— TASK PROMPT —
Using the data below, copy each line that includes the word "CONTENGAN".

— DATASET EXTRACT —
..........

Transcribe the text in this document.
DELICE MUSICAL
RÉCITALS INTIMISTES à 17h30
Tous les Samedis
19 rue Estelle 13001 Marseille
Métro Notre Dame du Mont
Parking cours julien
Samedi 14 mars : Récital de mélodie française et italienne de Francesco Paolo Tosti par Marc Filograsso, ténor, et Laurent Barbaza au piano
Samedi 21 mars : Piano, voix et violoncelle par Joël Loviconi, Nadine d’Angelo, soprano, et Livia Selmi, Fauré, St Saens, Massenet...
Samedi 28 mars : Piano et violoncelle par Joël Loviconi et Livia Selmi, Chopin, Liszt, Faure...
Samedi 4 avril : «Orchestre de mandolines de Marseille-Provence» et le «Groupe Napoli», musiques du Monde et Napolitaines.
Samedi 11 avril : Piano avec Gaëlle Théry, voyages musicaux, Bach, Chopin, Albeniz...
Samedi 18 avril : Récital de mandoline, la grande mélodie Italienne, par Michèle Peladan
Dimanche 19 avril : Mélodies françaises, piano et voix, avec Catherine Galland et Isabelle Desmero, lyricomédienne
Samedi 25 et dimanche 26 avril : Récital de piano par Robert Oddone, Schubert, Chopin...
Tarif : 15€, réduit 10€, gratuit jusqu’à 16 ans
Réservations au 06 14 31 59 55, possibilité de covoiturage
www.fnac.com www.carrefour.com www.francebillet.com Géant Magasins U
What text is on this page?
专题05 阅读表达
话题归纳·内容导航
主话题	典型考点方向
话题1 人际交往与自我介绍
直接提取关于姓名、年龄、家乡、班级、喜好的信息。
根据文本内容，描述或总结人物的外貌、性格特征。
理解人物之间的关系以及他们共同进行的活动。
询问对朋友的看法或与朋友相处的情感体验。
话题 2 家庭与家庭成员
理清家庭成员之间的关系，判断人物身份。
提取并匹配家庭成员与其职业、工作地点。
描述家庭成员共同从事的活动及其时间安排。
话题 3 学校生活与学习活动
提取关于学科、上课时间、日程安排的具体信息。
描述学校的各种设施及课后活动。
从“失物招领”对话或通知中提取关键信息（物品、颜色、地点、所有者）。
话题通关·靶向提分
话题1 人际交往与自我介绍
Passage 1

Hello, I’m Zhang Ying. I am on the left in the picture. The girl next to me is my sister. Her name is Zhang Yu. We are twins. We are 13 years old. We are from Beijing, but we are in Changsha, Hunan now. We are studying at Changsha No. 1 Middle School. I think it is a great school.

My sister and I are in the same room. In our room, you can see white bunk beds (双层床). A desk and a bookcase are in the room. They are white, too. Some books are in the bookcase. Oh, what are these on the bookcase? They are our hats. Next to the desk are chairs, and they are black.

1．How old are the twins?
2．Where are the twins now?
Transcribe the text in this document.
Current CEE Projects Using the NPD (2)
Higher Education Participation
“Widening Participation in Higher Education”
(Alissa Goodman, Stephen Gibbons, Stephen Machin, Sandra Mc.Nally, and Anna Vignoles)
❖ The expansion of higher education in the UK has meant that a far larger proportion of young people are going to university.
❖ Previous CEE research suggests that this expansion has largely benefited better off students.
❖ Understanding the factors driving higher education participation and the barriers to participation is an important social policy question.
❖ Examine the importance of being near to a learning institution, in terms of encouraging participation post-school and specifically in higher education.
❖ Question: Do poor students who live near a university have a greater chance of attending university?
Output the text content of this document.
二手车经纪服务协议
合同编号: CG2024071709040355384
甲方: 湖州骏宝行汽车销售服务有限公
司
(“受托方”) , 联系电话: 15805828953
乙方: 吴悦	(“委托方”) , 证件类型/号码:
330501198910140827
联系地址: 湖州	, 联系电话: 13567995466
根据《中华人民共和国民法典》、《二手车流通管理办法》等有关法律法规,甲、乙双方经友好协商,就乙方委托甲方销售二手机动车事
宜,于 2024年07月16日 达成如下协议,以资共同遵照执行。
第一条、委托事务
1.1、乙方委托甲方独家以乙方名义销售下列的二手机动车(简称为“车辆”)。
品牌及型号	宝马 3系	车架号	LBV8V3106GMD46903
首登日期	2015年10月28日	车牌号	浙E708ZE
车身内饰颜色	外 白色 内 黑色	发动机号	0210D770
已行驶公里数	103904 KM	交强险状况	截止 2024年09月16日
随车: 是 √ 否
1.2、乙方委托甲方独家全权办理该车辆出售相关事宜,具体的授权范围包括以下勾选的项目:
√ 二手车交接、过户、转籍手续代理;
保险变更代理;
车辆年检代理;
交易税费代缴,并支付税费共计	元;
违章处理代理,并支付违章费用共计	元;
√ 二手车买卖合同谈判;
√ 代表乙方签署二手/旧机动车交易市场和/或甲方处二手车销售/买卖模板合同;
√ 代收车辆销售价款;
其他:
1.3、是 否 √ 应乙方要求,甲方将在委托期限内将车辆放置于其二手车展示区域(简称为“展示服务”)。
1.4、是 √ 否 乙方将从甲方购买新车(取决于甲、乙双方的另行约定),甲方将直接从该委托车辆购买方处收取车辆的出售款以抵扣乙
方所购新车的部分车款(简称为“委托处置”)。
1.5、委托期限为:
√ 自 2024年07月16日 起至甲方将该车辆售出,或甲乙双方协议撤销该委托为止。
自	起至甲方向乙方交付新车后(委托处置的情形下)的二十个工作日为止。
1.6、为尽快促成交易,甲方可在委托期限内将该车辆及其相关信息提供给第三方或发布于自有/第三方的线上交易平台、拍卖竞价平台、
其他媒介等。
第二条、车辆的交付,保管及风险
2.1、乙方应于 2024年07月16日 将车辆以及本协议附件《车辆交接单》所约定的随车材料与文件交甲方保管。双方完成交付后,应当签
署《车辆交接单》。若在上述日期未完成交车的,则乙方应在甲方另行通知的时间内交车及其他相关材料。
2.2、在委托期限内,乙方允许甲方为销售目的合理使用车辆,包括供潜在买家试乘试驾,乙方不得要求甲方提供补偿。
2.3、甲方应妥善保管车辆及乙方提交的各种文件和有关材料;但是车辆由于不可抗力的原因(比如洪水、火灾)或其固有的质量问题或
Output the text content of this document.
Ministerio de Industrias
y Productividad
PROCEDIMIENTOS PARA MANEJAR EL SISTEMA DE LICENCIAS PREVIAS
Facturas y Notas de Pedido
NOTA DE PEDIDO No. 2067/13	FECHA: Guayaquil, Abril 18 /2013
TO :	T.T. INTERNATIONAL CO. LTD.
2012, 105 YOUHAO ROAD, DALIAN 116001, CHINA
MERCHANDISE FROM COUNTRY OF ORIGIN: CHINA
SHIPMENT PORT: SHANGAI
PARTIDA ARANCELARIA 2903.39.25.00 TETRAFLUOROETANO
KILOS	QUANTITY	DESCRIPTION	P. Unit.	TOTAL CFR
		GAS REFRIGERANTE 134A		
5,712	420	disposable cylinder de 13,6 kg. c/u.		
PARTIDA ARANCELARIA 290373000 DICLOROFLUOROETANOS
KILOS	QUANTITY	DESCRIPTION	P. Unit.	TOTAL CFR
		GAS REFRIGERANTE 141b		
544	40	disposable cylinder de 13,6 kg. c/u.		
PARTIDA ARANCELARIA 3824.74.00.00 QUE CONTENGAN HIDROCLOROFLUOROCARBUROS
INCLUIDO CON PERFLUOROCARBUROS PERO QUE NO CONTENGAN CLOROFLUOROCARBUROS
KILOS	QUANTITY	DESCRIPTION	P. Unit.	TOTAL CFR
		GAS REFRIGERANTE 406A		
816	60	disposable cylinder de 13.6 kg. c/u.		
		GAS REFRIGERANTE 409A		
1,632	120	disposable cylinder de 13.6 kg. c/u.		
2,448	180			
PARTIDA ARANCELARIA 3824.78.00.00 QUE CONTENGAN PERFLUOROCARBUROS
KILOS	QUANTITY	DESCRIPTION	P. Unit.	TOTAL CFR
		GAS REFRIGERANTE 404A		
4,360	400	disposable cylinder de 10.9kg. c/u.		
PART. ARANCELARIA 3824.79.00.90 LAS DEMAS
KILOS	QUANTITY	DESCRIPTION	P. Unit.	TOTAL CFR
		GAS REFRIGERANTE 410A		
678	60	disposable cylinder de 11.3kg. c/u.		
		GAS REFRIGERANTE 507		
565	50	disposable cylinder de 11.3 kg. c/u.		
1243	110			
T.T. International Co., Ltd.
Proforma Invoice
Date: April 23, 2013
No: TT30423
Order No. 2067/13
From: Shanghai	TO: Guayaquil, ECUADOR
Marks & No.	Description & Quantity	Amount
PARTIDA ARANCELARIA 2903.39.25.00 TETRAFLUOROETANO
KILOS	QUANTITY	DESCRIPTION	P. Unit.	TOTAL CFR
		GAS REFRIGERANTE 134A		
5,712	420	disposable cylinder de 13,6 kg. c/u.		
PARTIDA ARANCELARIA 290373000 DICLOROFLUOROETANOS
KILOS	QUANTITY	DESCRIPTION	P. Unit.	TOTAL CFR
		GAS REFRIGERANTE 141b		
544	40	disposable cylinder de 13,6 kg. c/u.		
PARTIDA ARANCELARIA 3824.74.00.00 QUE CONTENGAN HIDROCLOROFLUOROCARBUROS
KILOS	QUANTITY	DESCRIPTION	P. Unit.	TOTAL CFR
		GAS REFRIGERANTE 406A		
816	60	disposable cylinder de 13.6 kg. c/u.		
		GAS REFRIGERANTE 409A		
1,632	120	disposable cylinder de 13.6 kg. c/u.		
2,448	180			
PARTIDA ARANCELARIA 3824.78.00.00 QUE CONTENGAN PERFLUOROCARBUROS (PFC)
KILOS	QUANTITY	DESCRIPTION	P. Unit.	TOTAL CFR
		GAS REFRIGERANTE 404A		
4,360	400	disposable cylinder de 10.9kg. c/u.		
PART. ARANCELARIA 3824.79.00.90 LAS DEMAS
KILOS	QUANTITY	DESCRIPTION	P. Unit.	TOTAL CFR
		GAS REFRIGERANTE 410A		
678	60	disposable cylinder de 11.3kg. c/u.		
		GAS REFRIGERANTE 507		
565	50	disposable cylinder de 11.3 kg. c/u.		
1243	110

..........

— EXPECTED ANSWER —
PARTIDA ARANCELARIA 3824.74.00.00 QUE CONTENGAN HIDROCLOROFLUOROCARBUROS
INCLUIDO CON PERFLUOROCARBUROS PERO QUE NO CONTENGAN CLOROFLUOROCARBUROS
PARTIDA ARANCELARIA 3824.78.00.00 QUE CONTENGAN PERFLUOROCARBUROS
PARTIDA ARANCELARIA 3824.74.00.00 QUE CONTENGAN HIDROCLOROFLUOROCARBUROS
PARTIDA ARANCELARIA 3824.78.00.00 QUE CONTENGAN PERFLUOROCARBUROS (PFC)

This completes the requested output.